(Stored records)
• • • •

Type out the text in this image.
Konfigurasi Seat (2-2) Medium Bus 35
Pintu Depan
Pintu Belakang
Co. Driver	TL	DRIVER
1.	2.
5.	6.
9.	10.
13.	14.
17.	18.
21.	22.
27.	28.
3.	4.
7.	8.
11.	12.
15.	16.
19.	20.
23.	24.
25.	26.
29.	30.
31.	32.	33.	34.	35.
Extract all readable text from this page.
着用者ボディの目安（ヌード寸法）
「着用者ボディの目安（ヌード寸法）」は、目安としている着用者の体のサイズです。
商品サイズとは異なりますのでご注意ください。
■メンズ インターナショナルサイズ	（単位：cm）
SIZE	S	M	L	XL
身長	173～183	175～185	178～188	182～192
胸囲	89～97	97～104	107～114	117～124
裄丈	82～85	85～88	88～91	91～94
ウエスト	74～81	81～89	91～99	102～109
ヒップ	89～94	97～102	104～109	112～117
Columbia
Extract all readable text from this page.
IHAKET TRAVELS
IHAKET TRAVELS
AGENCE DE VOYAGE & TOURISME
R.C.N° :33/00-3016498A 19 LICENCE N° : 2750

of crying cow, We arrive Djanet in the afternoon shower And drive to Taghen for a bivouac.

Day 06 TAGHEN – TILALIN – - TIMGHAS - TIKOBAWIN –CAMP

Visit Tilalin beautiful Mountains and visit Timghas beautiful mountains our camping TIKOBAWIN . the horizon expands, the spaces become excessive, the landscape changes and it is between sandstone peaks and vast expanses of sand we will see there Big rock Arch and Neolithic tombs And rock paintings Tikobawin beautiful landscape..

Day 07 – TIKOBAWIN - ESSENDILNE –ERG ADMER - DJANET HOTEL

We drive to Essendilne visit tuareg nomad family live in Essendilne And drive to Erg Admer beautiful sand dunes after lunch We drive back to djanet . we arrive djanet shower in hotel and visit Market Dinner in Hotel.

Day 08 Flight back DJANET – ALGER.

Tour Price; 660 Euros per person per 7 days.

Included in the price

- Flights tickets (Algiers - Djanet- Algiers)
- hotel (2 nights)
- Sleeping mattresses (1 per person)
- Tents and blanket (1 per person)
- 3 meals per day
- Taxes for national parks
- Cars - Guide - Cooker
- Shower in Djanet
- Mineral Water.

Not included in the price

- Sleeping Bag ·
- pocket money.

• • • •

### [What to work on]
Every entry should be printed again exactly as written.

### [The result]
Type out the text in this image.
Konfigurasi Seat (2-2) Medium Bus 35
Pintu Depan
Pintu Belakang
Co. Driver	TL	DRIVER
1.	2.
5.	6.
9.	10.
13.	14.
17.	18.
21.	22.
27.	28.
3.	4.
7.	8.
11.	12.
15.	16.
19.	20.
23.	24.
25.	26.
29.	30.
31.	32.	33.	34.	35.
Extract all readable text from this page.
着用者ボディの目安（ヌード寸法）
「着用者ボディの目安（ヌード寸法）」は、目安としている着用者の体のサイズです。
商品サイズとは異なりますのでご注意ください。
■メンズ インターナショナルサイズ	（単位：cm）
SIZE	S	M	L	XL
身長	173～183	175～185	178～188	182～192
胸囲	89～97	97～104	107～114	117～124
裄丈	82～85	85～88	88～91	91～94
ウエスト	74～81	81～89	91～99	102～109
ヒップ	89～94	97～102	104～109	112～117
Columbia
Extract all readable text from this page.
IHAKET TRAVELS
IHAKET TRAVELS
AGENCE DE VOYAGE & TOURISME
R.C.N° :33/00-3016498A 19 LICENCE N° : 2750

of crying cow, We arrive Djanet in the afternoon shower And drive to Taghen for a bivouac.

Day 06 TAGHEN – TILALIN – - TIMGHAS - TIKOBAWIN –CAMP

Visit Tilalin beautiful Mountains and visit Timghas beautiful mountains our camping TIKOBAWIN . the horizon expands, the spaces become excessive, the landscape changes and it is between sandstone peaks and vast expanses of sand we will see there Big rock Arch and Neolithic tombs And rock paintings Tikobawin beautiful landscape..

Day 07 – TIKOBAWIN - ESSENDILNE –ERG ADMER - DJANET HOTEL

We drive to Essendilne visit tuareg nomad family live in Essendilne And drive to Erg Admer beautiful sand dunes after lunch We drive back to djanet . we arrive djanet shower in hotel and visit Market Dinner in Hotel.

Day 08 Flight back DJANET – ALGER.

Tour Price; 660 Euros per person per 7 days.

Included in the price

- Flights tickets (Algiers - Djanet- Algiers)
- hotel (2 nights)
- Sleeping mattresses (1 per person)
- Tents and blanket (1 per person)
- 3 meals per day
- Taxes for national parks
- Cars - Guide - Cooker
- Shower in Djanet
- Mineral Water.

Not included in the price

- Sleeping Bag ·
- pocket money.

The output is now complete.